THE PROBLEM
Write the data below out exactly as it stands. Do not include the pictures.

STORED ROWS
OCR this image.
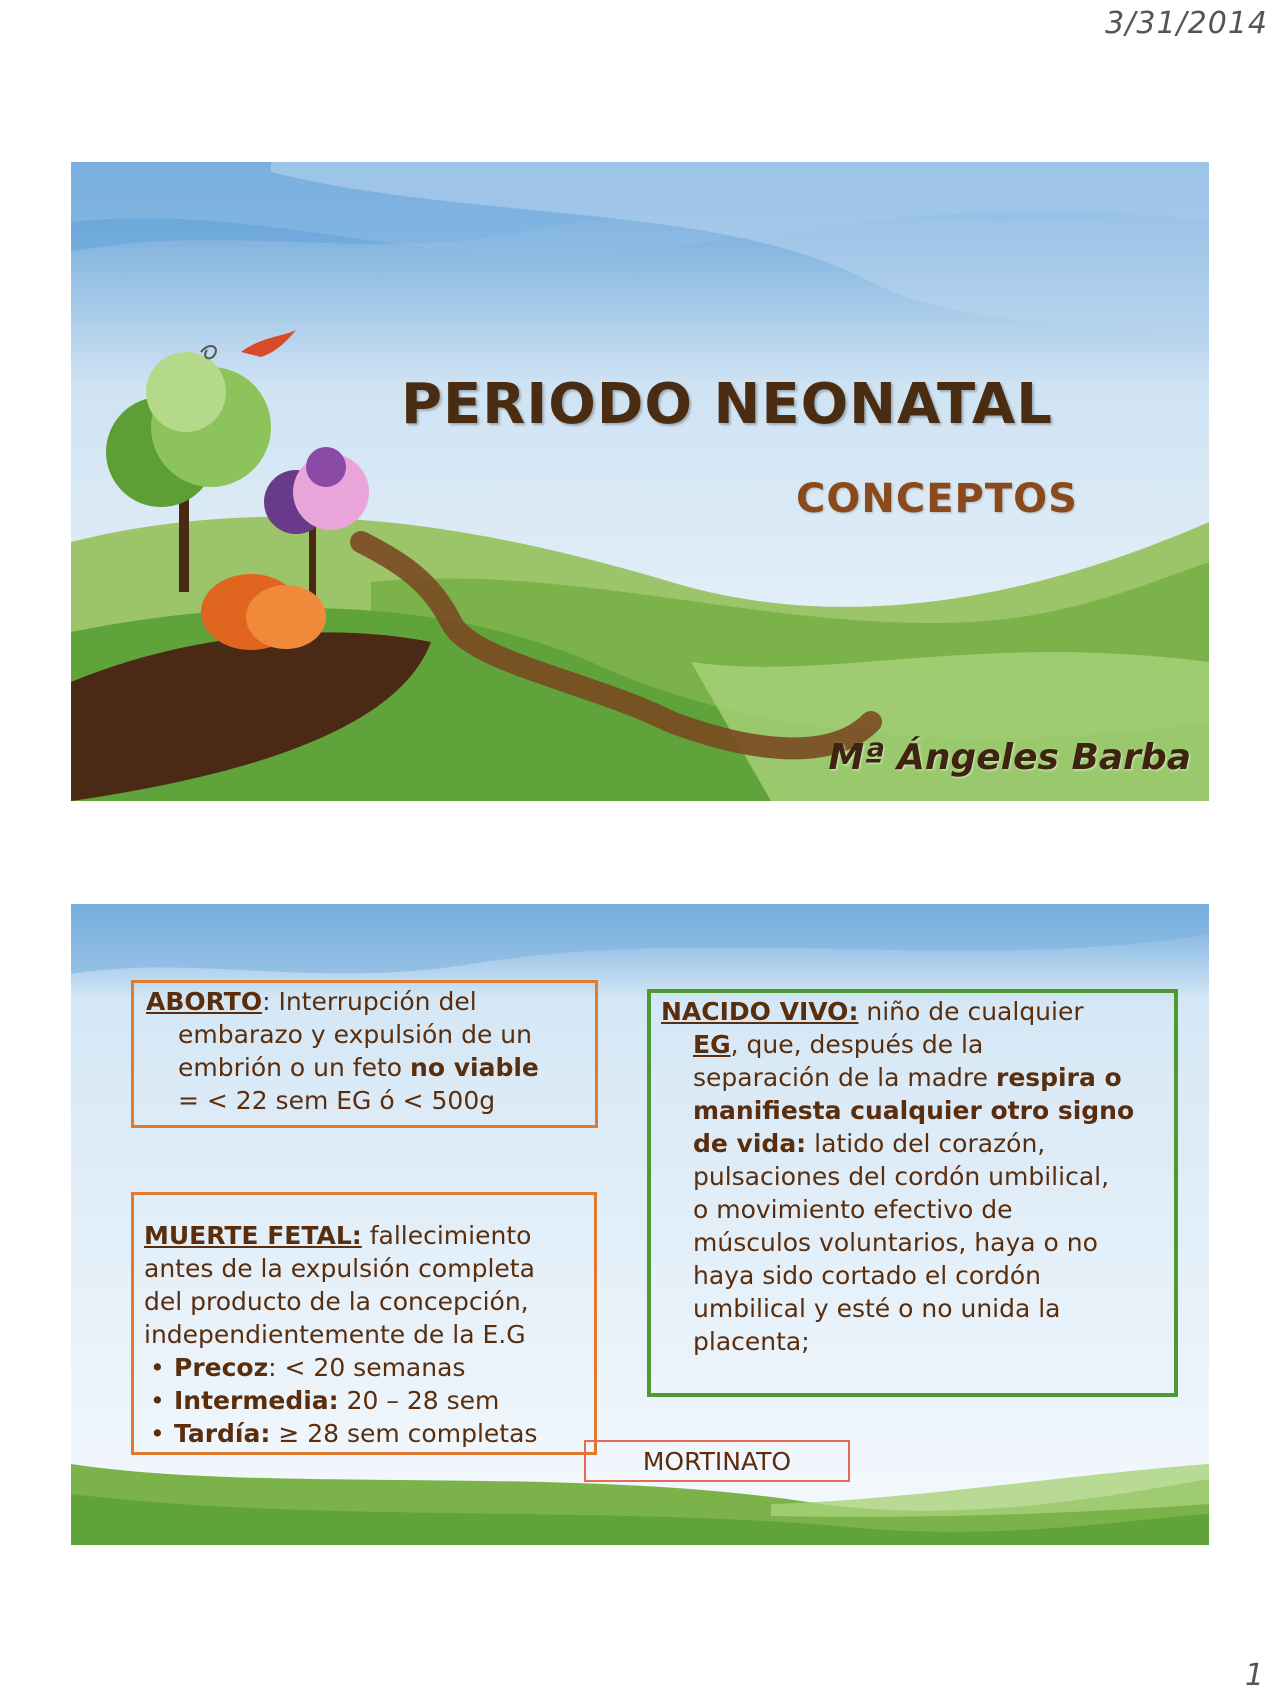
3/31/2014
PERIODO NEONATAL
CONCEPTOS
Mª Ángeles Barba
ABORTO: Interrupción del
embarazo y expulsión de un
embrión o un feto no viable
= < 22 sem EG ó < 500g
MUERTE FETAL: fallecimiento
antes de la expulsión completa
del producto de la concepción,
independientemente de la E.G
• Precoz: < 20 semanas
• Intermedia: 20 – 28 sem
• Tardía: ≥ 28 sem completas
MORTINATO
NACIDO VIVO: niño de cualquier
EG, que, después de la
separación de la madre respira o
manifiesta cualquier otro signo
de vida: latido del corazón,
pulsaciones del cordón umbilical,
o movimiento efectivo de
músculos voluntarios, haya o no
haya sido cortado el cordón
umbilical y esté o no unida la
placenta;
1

EXERCISE OUTPUT
OCR this image.
3/31/2014
PERIODO NEONATAL
CONCEPTOS
Mª Ángeles Barba
ABORTO: Interrupción del
embarazo y expulsión de un
embrión o un feto no viable
= < 22 sem EG ó < 500g
MUERTE FETAL: fallecimiento
antes de la expulsión completa
del producto de la concepción,
independientemente de la E.G
• Precoz: < 20 semanas
• Intermedia: 20 – 28 sem
• Tardía: ≥ 28 sem completas
MORTINATO
NACIDO VIVO: niño de cualquier
EG, que, después de la
separación de la madre respira o
manifiesta cualquier otro signo
de vida: latido del corazón,
pulsaciones del cordón umbilical,
o movimiento efectivo de
músculos voluntarios, haya o no
haya sido cortado el cordón
umbilical y esté o no unida la
placenta;
1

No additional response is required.